[SHORT PROBLEM]
All lines from the one containing "Read out every word on this page." through the last line of the listing below are to be copied exactly. Exclude the pictures.

[PROVIDED RECORDS]
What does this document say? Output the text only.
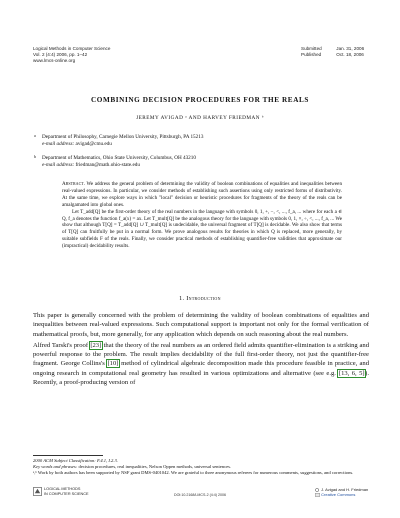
Logical Methods in Computer Science
Vol. 2 (4:4) 2006, pp. 1–42
www.lmcs-online.org
Submitted	Jan. 31, 2006
Published	Oct. 18, 2006
COMBINING DECISION PROCEDURES FOR THE REALS
JEREMY AVIGAD ᵃ AND HARVEY FRIEDMAN ᵇ
a Department of Philosophy, Carnegie Mellon University, Pittsburgh, PA 15213
e-mail address: avigad@cmu.edu
b Department of Mathematics, Ohio State University, Columbus, OH 43210
e-mail address: friedman@math.ohio-state.edu

Abstract. We address the general problem of determining the validity of boolean combinations of equalities and inequalities between real-valued expressions. In particular, we consider methods of establishing such assertions using only restricted forms of distributivity. At the same time, we explore ways in which "local" decision or heuristic procedures for fragments of the theory of the reals can be amalgamated into global ones.

Let T_add[Q] be the first-order theory of the real numbers in the language with symbols 0, 1, +, −, <, ..., f_a, ... where for each a ∈ Q, f_a denotes the function f_a(x) = ax. Let T_mult[Q] be the analogous theory for the language with symbols 0, 1, ×, ÷, <, ..., f_a, ... We show that although T[Q] = T_add[Q] ∪ T_mult[Q] is undecidable, the universal fragment of T[Q] is decidable. We also show that terms of T[Q] can fruitfully be put in a normal form. We prove analogous results for theories in which Q is replaced, more generally, by suitable subfields F of the reals. Finally, we consider practical methods of establishing quantifier-free validities that approximate our (impractical) decidability results.

1. Introduction

This paper is generally concerned with the problem of determining the validity of boolean combinations of equalities and inequalities between real-valued expressions. Such computational support is important not only for the formal verification of mathematical proofs, but, more generally, for any application which depends on such reasoning about the real numbers.

Alfred Tarski's proof [23] that the theory of the real numbers as an ordered field admits quantifier-elimination is a striking and powerful response to the problem. The result implies decidability of the full first-order theory, not just the quantifier-free fragment. George Collins's [10] method of cylindrical algebraic decomposition made this procedure feasible in practice, and ongoing research in computational real geometry has resulted in various optimizations and alternative (see e.g. [13, 6, 5]). Recently, a proof-producing version of

2000 ACM Subject Classification: F.4.1, I.2.3.
Key words and phrases: decision procedures, real inequalities, Nelson Oppen methods, universal sentences.
ᵃ,ᵇ Work by both authors has been supported by NSF grant DMS-0401042. We are grateful to three anonymous referees for numerous comments, suggestions, and corrections.
LOGICAL METHODS
IN COMPUTER SCIENCE	DOI:10.2168/LMCS-2 (4:4) 2006
J. Avigad and H. Friedman
Creative Commons
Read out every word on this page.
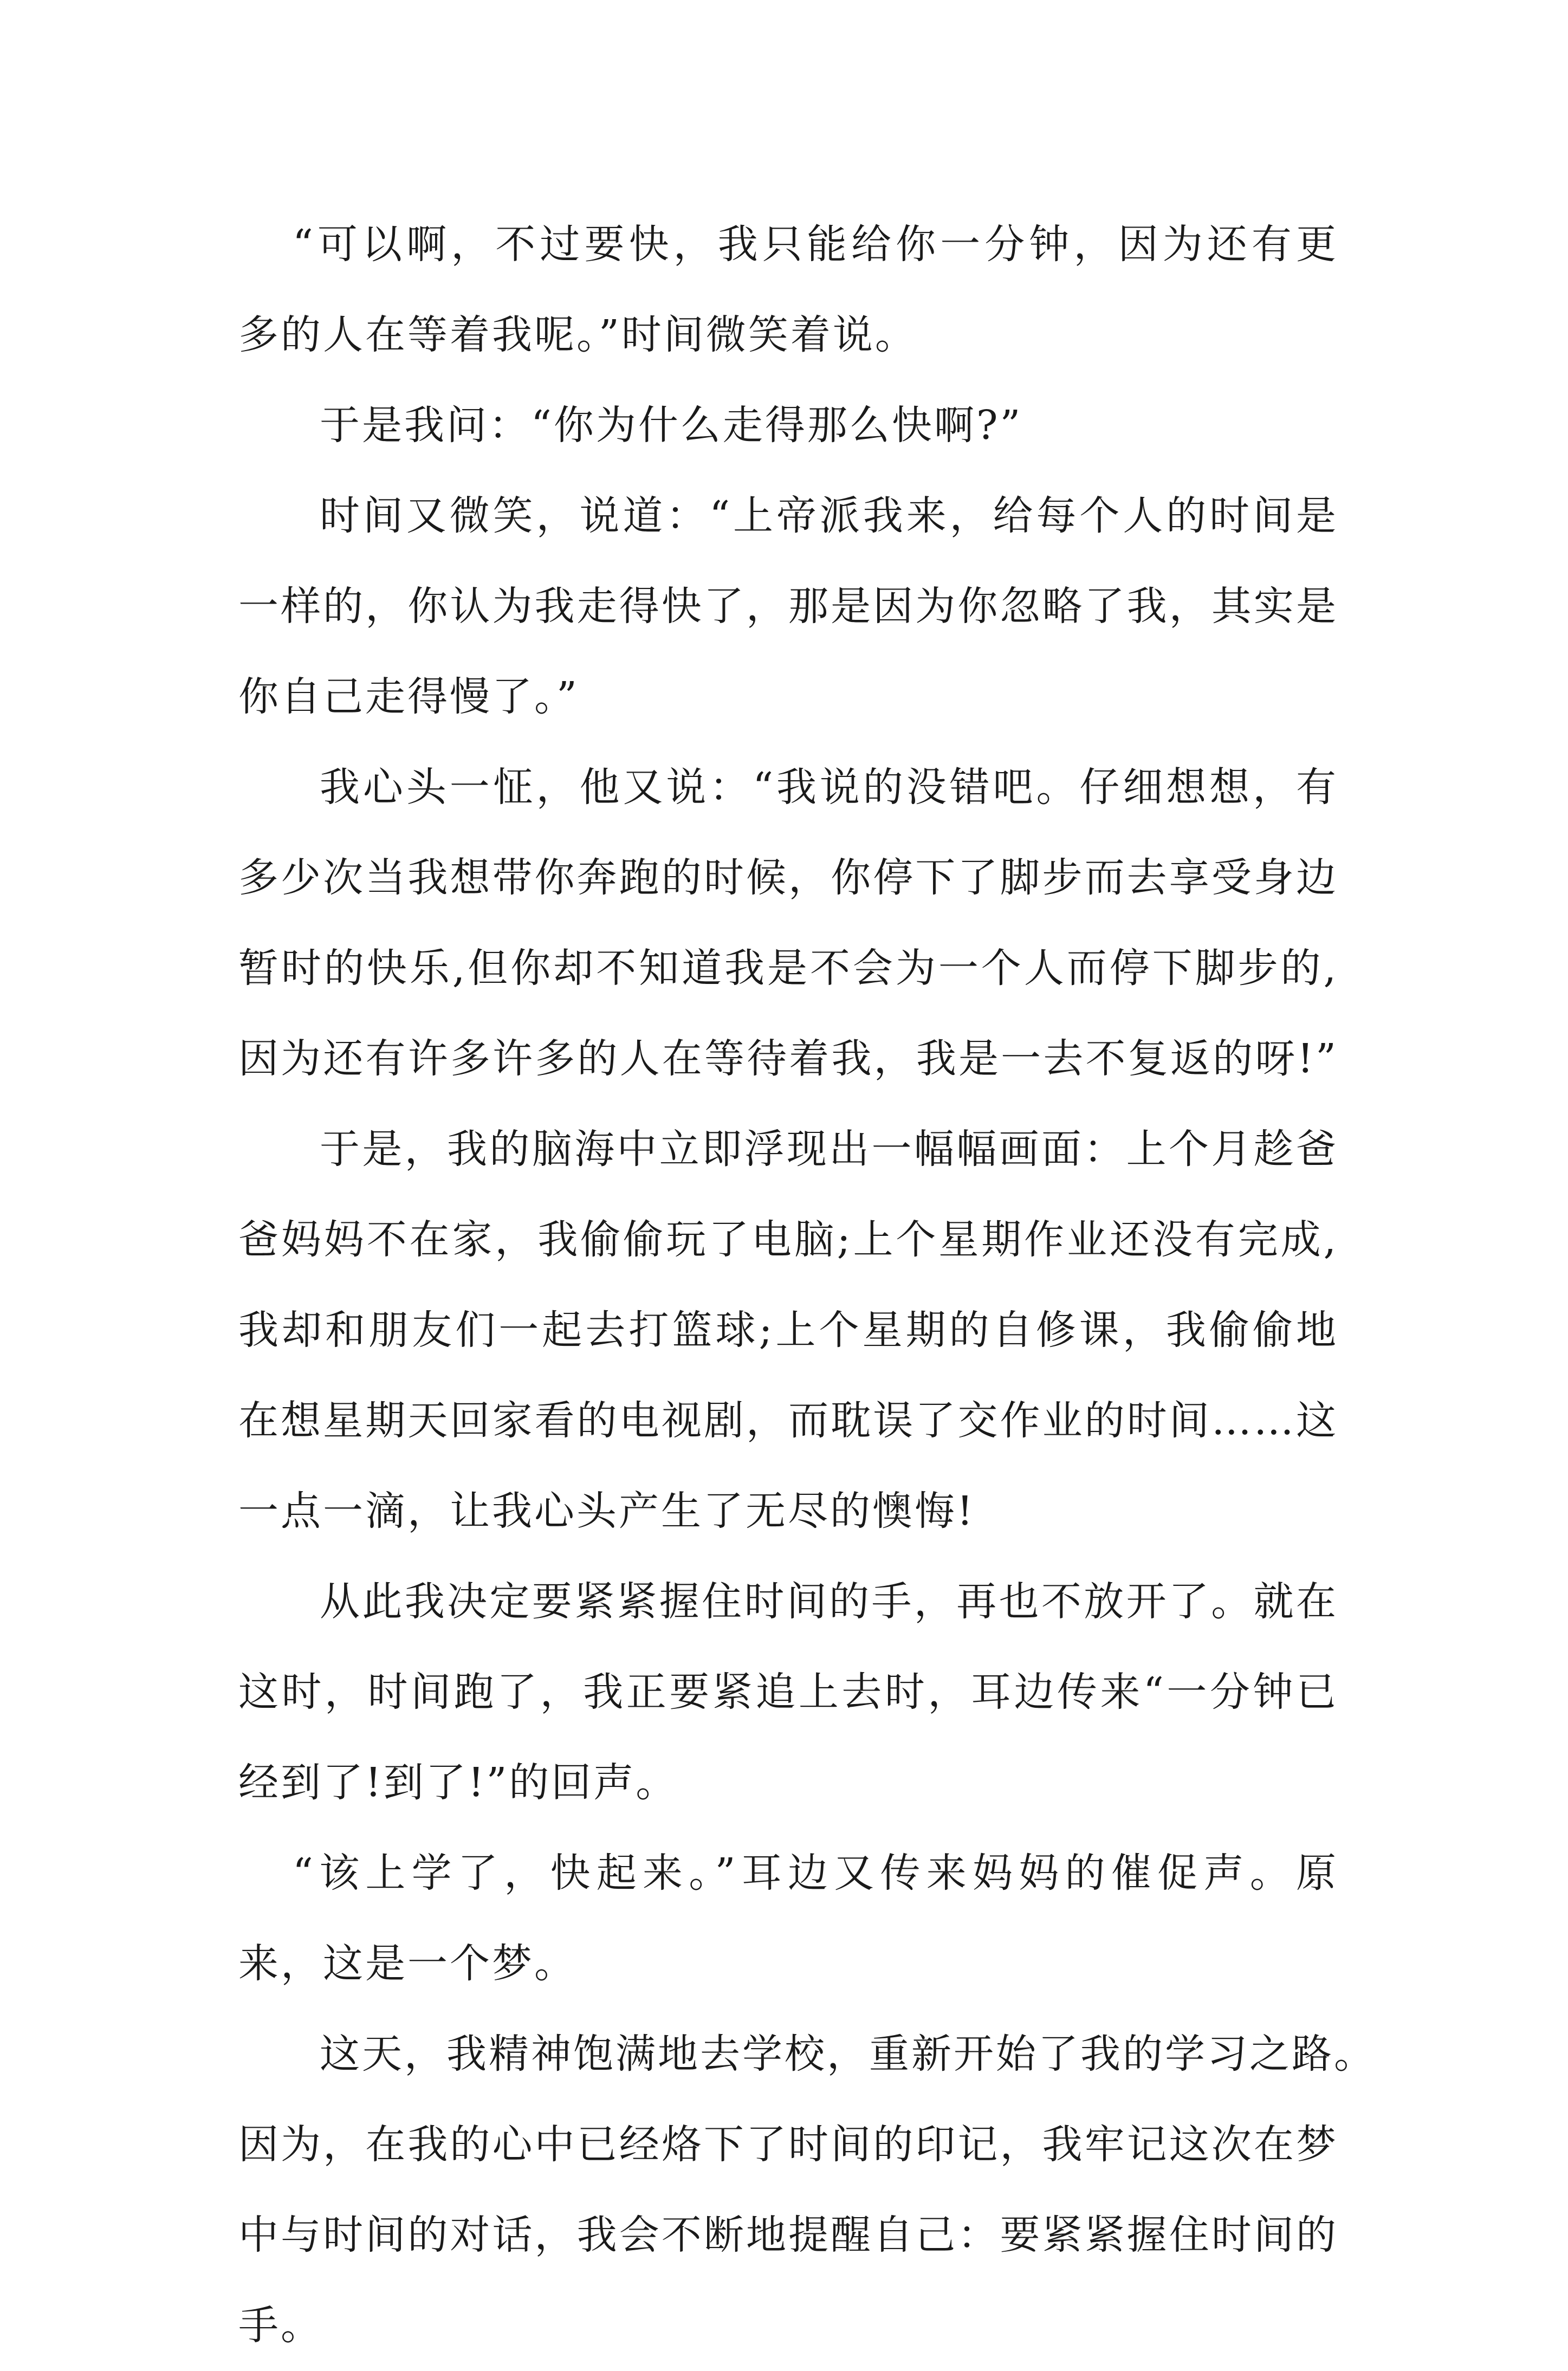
“可以啊，不过要快，我只能给你一分钟，因为还有更
多的人在等着我呢。”时间微笑着说。
于是我问：“你为什么走得那么快啊?”
时间又微笑，说道：“上帝派我来，给每个人的时间是
一样的，你认为我走得快了，那是因为你忽略了我，其实是
你自己走得慢了。”
我心头一怔，他又说：“我说的没错吧。仔细想想，有
多少次当我想带你奔跑的时候，你停下了脚步而去享受身边
暂时的快乐,但你却不知道我是不会为一个人而停下脚步的,
因为还有许多许多的人在等待着我，我是一去不复返的呀!”
于是，我的脑海中立即浮现出一幅幅画面：上个月趁爸
爸妈妈不在家，我偷偷玩了电脑;上个星期作业还没有完成,
我却和朋友们一起去打篮球;上个星期的自修课，我偷偷地
在想星期天回家看的电视剧，而耽误了交作业的时间……这
一点一滴，让我心头产生了无尽的懊悔!
从此我决定要紧紧握住时间的手，再也不放开了。就在
这时，时间跑了，我正要紧追上去时，耳边传来“一分钟已
经到了!到了!”的回声。
“该上学了，快起来。”耳边又传来妈妈的催促声。原
来，这是一个梦。
这天，我精神饱满地去学校，重新开始了我的学习之路。
因为，在我的心中已经烙下了时间的印记，我牢记这次在梦
中与时间的对话，我会不断地提醒自己：要紧紧握住时间的
手。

[WRITTEN RESPONSE]
Read out every word on this page.
“可以啊，不过要快，我只能给你一分钟，因为还有更
多的人在等着我呢。”时间微笑着说。
于是我问：“你为什么走得那么快啊?”
时间又微笑，说道：“上帝派我来，给每个人的时间是
一样的，你认为我走得快了，那是因为你忽略了我，其实是
你自己走得慢了。”
我心头一怔，他又说：“我说的没错吧。仔细想想，有
多少次当我想带你奔跑的时候，你停下了脚步而去享受身边
暂时的快乐,但你却不知道我是不会为一个人而停下脚步的,
因为还有许多许多的人在等待着我，我是一去不复返的呀!”
于是，我的脑海中立即浮现出一幅幅画面：上个月趁爸
爸妈妈不在家，我偷偷玩了电脑;上个星期作业还没有完成,
我却和朋友们一起去打篮球;上个星期的自修课，我偷偷地
在想星期天回家看的电视剧，而耽误了交作业的时间……这
一点一滴，让我心头产生了无尽的懊悔!
从此我决定要紧紧握住时间的手，再也不放开了。就在
这时，时间跑了，我正要紧追上去时，耳边传来“一分钟已
经到了!到了!”的回声。
“该上学了，快起来。”耳边又传来妈妈的催促声。原
来，这是一个梦。
这天，我精神饱满地去学校，重新开始了我的学习之路。
因为，在我的心中已经烙下了时间的印记，我牢记这次在梦
中与时间的对话，我会不断地提醒自己：要紧紧握住时间的
手。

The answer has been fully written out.